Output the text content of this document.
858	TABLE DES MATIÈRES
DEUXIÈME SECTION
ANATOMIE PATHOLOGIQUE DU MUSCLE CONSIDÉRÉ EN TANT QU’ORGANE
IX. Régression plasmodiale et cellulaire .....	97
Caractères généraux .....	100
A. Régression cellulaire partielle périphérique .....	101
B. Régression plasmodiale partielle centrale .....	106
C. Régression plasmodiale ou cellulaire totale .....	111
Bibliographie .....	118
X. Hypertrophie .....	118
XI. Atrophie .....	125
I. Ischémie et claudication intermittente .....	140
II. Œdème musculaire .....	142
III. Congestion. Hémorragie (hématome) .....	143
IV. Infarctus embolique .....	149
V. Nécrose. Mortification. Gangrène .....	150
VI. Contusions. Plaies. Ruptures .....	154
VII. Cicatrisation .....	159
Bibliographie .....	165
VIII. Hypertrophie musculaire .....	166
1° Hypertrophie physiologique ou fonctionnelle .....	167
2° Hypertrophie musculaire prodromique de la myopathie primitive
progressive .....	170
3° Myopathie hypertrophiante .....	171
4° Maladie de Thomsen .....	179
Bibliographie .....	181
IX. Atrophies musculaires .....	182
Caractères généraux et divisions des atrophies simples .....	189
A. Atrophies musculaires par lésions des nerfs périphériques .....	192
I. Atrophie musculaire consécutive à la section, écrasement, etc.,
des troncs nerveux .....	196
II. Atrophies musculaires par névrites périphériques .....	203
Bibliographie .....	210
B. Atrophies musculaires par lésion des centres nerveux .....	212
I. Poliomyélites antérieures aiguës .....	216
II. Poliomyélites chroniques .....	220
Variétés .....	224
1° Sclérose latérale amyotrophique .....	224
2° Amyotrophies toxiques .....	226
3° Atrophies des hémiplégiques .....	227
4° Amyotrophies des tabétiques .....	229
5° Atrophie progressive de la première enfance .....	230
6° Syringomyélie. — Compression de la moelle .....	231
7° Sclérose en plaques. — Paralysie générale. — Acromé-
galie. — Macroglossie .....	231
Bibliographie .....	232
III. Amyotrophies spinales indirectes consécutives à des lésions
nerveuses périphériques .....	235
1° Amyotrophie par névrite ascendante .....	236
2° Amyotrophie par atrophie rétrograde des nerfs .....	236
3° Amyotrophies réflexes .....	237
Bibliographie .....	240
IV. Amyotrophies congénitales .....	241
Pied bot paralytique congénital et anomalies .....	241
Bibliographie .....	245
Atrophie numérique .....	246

--- Brief ---
Write out the full set of records exactly as given.

--- Written solution ---
Output the text content of this document.
858	TABLE DES MATIÈRES
DEUXIÈME SECTION
ANATOMIE PATHOLOGIQUE DU MUSCLE CONSIDÉRÉ EN TANT QU’ORGANE
IX. Régression plasmodiale et cellulaire .....	97
Caractères généraux .....	100
A. Régression cellulaire partielle périphérique .....	101
B. Régression plasmodiale partielle centrale .....	106
C. Régression plasmodiale ou cellulaire totale .....	111
Bibliographie .....	118
X. Hypertrophie .....	118
XI. Atrophie .....	125
I. Ischémie et claudication intermittente .....	140
II. Œdème musculaire .....	142
III. Congestion. Hémorragie (hématome) .....	143
IV. Infarctus embolique .....	149
V. Nécrose. Mortification. Gangrène .....	150
VI. Contusions. Plaies. Ruptures .....	154
VII. Cicatrisation .....	159
Bibliographie .....	165
VIII. Hypertrophie musculaire .....	166
1° Hypertrophie physiologique ou fonctionnelle .....	167
2° Hypertrophie musculaire prodromique de la myopathie primitive
progressive .....	170
3° Myopathie hypertrophiante .....	171
4° Maladie de Thomsen .....	179
Bibliographie .....	181
IX. Atrophies musculaires .....	182
Caractères généraux et divisions des atrophies simples .....	189
A. Atrophies musculaires par lésions des nerfs périphériques .....	192
I. Atrophie musculaire consécutive à la section, écrasement, etc.,
des troncs nerveux .....	196
II. Atrophies musculaires par névrites périphériques .....	203
Bibliographie .....	210
B. Atrophies musculaires par lésion des centres nerveux .....	212
I. Poliomyélites antérieures aiguës .....	216
II. Poliomyélites chroniques .....	220
Variétés .....	224
1° Sclérose latérale amyotrophique .....	224
2° Amyotrophies toxiques .....	226
3° Atrophies des hémiplégiques .....	227
4° Amyotrophies des tabétiques .....	229
5° Atrophie progressive de la première enfance .....	230
6° Syringomyélie. — Compression de la moelle .....	231
7° Sclérose en plaques. — Paralysie générale. — Acromé-
galie. — Macroglossie .....	231
Bibliographie .....	232
III. Amyotrophies spinales indirectes consécutives à des lésions
nerveuses périphériques .....	235
1° Amyotrophie par névrite ascendante .....	236
2° Amyotrophie par atrophie rétrograde des nerfs .....	236
3° Amyotrophies réflexes .....	237
Bibliographie .....	240
IV. Amyotrophies congénitales .....	241
Pied bot paralytique congénital et anomalies .....	241
Bibliographie .....	245
Atrophie numérique .....	246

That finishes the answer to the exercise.